Your task: Search the records below for the word "this". Pull out each line that has it.

Excerpt from a dataset:

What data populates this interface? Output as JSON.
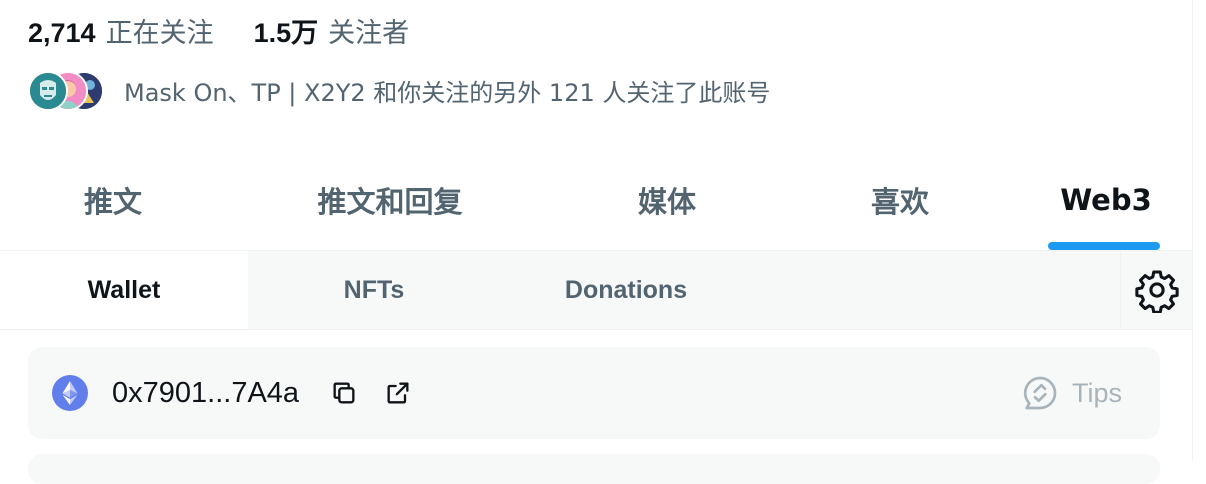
{
  "stats": {
    "following_count": "2,714",
    "following_label": "正在关注",
    "followers_count": "1.5万",
    "followers_label": "关注者"
  },
  "followed_by": {
    "text": "Mask On、TP | X2Y2 和你关注的另外 121 人关注了此账号"
  },
  "main_tabs": [
    {
      "label": "推文",
      "active": false
    },
    {
      "label": "推文和回复",
      "active": false
    },
    {
      "label": "媒体",
      "active": false
    },
    {
      "label": "喜欢",
      "active": false
    },
    {
      "label": "Web3",
      "active": true
    }
  ],
  "sub_tabs": [
    {
      "label": "Wallet",
      "active": true
    },
    {
      "label": "NFTs",
      "active": false
    },
    {
      "label": "Donations",
      "active": false
    }
  ],
  "settings": {
    "icon": "gear-icon"
  },
  "wallet": {
    "chain_icon": "ethereum-icon",
    "address": "0x7901...7A4a",
    "tips_label": "Tips"
  },
  "colors": {
    "accent": "#1d9bf0",
    "text_primary": "#0f1419",
    "text_secondary": "#536471",
    "muted": "#a8b3ba",
    "surface": "#f7f9f9",
    "eth": "#627eea"
  }
}
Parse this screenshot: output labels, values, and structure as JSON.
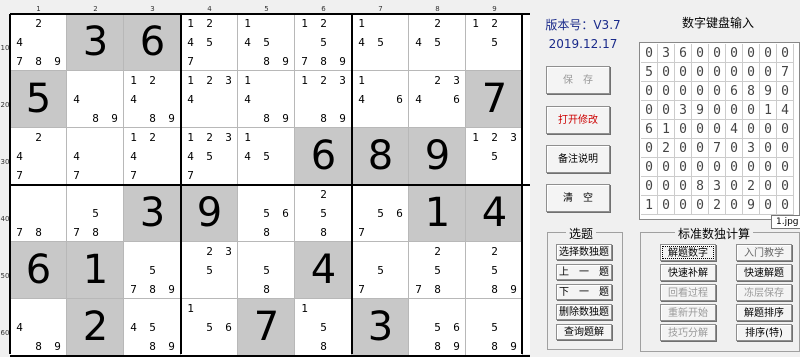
{
  "col_numbers": [
    "1",
    "2",
    "3",
    "4",
    "5",
    "6",
    "7",
    "8",
    "9"
  ],
  "row_numbers": [
    "10",
    "20",
    "30",
    "40",
    "50",
    "60"
  ],
  "board": [
    [
      {
        "c": [
          "",
          "2",
          "",
          "4",
          "",
          "",
          "7",
          "8",
          "9"
        ]
      },
      {
        "v": "3"
      },
      {
        "v": "6"
      },
      {
        "c": [
          "1",
          "2",
          "",
          "4",
          "5",
          "",
          "7",
          "",
          ""
        ]
      },
      {
        "c": [
          "1",
          "",
          "",
          "4",
          "5",
          "",
          "",
          "8",
          "9"
        ]
      },
      {
        "c": [
          "1",
          "2",
          "",
          "",
          "5",
          "",
          "7",
          "8",
          "9"
        ]
      },
      {
        "c": [
          "1",
          "",
          "",
          "4",
          "5",
          "",
          "",
          "",
          ""
        ]
      },
      {
        "c": [
          "",
          "2",
          "",
          "4",
          "5",
          "",
          "",
          "",
          ""
        ]
      },
      {
        "c": [
          "1",
          "2",
          "",
          "",
          "5",
          "",
          "",
          "",
          ""
        ]
      }
    ],
    [
      {
        "v": "5"
      },
      {
        "c": [
          "",
          "",
          "",
          "4",
          "",
          "",
          "",
          "8",
          "9"
        ]
      },
      {
        "c": [
          "1",
          "2",
          "",
          "4",
          "",
          "",
          "",
          "8",
          "9"
        ]
      },
      {
        "c": [
          "1",
          "2",
          "3",
          "4",
          "",
          "",
          "",
          "",
          ""
        ]
      },
      {
        "c": [
          "1",
          "",
          "",
          "4",
          "",
          "",
          "",
          "8",
          "9"
        ]
      },
      {
        "c": [
          "1",
          "2",
          "3",
          "",
          "",
          "",
          "",
          "8",
          "9"
        ]
      },
      {
        "c": [
          "1",
          "",
          "",
          "4",
          "",
          "6",
          "",
          "",
          ""
        ]
      },
      {
        "c": [
          "",
          "2",
          "3",
          "4",
          "",
          "6",
          "",
          "",
          ""
        ]
      },
      {
        "v": "7"
      }
    ],
    [
      {
        "c": [
          "",
          "2",
          "",
          "4",
          "",
          "",
          "7",
          "",
          ""
        ]
      },
      {
        "c": [
          "",
          "",
          "",
          "4",
          "",
          "",
          "7",
          "",
          ""
        ]
      },
      {
        "c": [
          "1",
          "2",
          "",
          "4",
          "",
          "",
          "7",
          "",
          ""
        ]
      },
      {
        "c": [
          "1",
          "2",
          "3",
          "4",
          "5",
          "",
          "7",
          "",
          ""
        ]
      },
      {
        "c": [
          "1",
          "",
          "",
          "4",
          "5",
          "",
          "",
          "",
          ""
        ]
      },
      {
        "v": "6"
      },
      {
        "v": "8"
      },
      {
        "v": "9"
      },
      {
        "c": [
          "1",
          "2",
          "3",
          "",
          "5",
          "",
          "",
          "",
          ""
        ]
      }
    ],
    [
      {
        "c": [
          "",
          "",
          "",
          "",
          "",
          "",
          "7",
          "8",
          ""
        ]
      },
      {
        "c": [
          "",
          "",
          "",
          "",
          "5",
          "",
          "7",
          "8",
          ""
        ]
      },
      {
        "v": "3"
      },
      {
        "v": "9"
      },
      {
        "c": [
          "",
          "",
          "",
          "",
          "5",
          "6",
          "",
          "8",
          ""
        ]
      },
      {
        "c": [
          "",
          "2",
          "",
          "",
          "5",
          "",
          "",
          "8",
          ""
        ]
      },
      {
        "c": [
          "",
          "",
          "",
          "",
          "5",
          "6",
          "7",
          "",
          ""
        ]
      },
      {
        "v": "1"
      },
      {
        "v": "4"
      }
    ],
    [
      {
        "v": "6"
      },
      {
        "v": "1"
      },
      {
        "c": [
          "",
          "",
          "",
          "",
          "5",
          "",
          "7",
          "8",
          "9"
        ]
      },
      {
        "c": [
          "",
          "2",
          "3",
          "",
          "5",
          "",
          "",
          "",
          ""
        ]
      },
      {
        "c": [
          "",
          "",
          "",
          "",
          "5",
          "",
          "",
          "8",
          ""
        ]
      },
      {
        "v": "4"
      },
      {
        "c": [
          "",
          "",
          "",
          "",
          "5",
          "",
          "7",
          "",
          ""
        ]
      },
      {
        "c": [
          "",
          "2",
          "",
          "",
          "5",
          "",
          "7",
          "8",
          ""
        ]
      },
      {
        "c": [
          "",
          "2",
          "",
          "",
          "5",
          "",
          "",
          "8",
          "9"
        ]
      }
    ],
    [
      {
        "c": [
          "",
          "",
          "",
          "4",
          "",
          "",
          "",
          "8",
          "9"
        ]
      },
      {
        "v": "2"
      },
      {
        "c": [
          "",
          "",
          "",
          "4",
          "5",
          "",
          "",
          "8",
          "9"
        ]
      },
      {
        "c": [
          "1",
          "",
          "",
          "",
          "5",
          "6",
          "",
          "",
          ""
        ]
      },
      {
        "v": "7"
      },
      {
        "c": [
          "1",
          "",
          "",
          "",
          "5",
          "",
          "",
          "8",
          ""
        ]
      },
      {
        "v": "3"
      },
      {
        "c": [
          "",
          "",
          "",
          "",
          "5",
          "6",
          "",
          "8",
          "9"
        ]
      },
      {
        "c": [
          "",
          "",
          "",
          "",
          "5",
          "",
          "",
          "8",
          "9"
        ]
      }
    ]
  ],
  "version": {
    "label": "版本号：V3.7",
    "date": "2019.12.17"
  },
  "buttons": {
    "save": "保　存",
    "open_edit": "打开修改",
    "notes": "备注说明",
    "clear": "清　空"
  },
  "select_group": {
    "title": "选题",
    "select": "选择数独题",
    "prev": "上　一　题",
    "next": "下　一　题",
    "delete": "删除数独题",
    "query": "查询题解"
  },
  "calc_group": {
    "title": "标准数独计算",
    "solve_num": "解题数字",
    "intro": "入门教学",
    "fast_find": "快速补解",
    "fast_solve": "快速解题",
    "review": "回看过程",
    "freeze_save": "冻层保存",
    "restart": "重新开始",
    "solve_sort": "解题排序",
    "skill": "技巧分解",
    "sort_special": "排序(特)"
  },
  "keypad": {
    "title": "数字键盘输入",
    "rows": [
      [
        "0",
        "3",
        "6",
        "0",
        "0",
        "0",
        "0",
        "0",
        "0"
      ],
      [
        "5",
        "0",
        "0",
        "0",
        "0",
        "0",
        "0",
        "0",
        "7"
      ],
      [
        "0",
        "0",
        "0",
        "0",
        "0",
        "6",
        "8",
        "9",
        "0"
      ],
      [
        "0",
        "0",
        "3",
        "9",
        "0",
        "0",
        "0",
        "1",
        "4"
      ],
      [
        "6",
        "1",
        "0",
        "0",
        "0",
        "4",
        "0",
        "0",
        "0"
      ],
      [
        "0",
        "2",
        "0",
        "0",
        "7",
        "0",
        "3",
        "0",
        "0"
      ],
      [
        "0",
        "0",
        "0",
        "0",
        "0",
        "0",
        "0",
        "0",
        "0"
      ],
      [
        "0",
        "0",
        "0",
        "8",
        "3",
        "0",
        "2",
        "0",
        "0"
      ],
      [
        "1",
        "0",
        "0",
        "0",
        "2",
        "0",
        "9",
        "0",
        "0"
      ]
    ]
  },
  "tooltip": "1.jpg"
}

Expected output:
What data populates this interface? Output as JSON.
Parse this screenshot: output labels, values, and structure as JSON.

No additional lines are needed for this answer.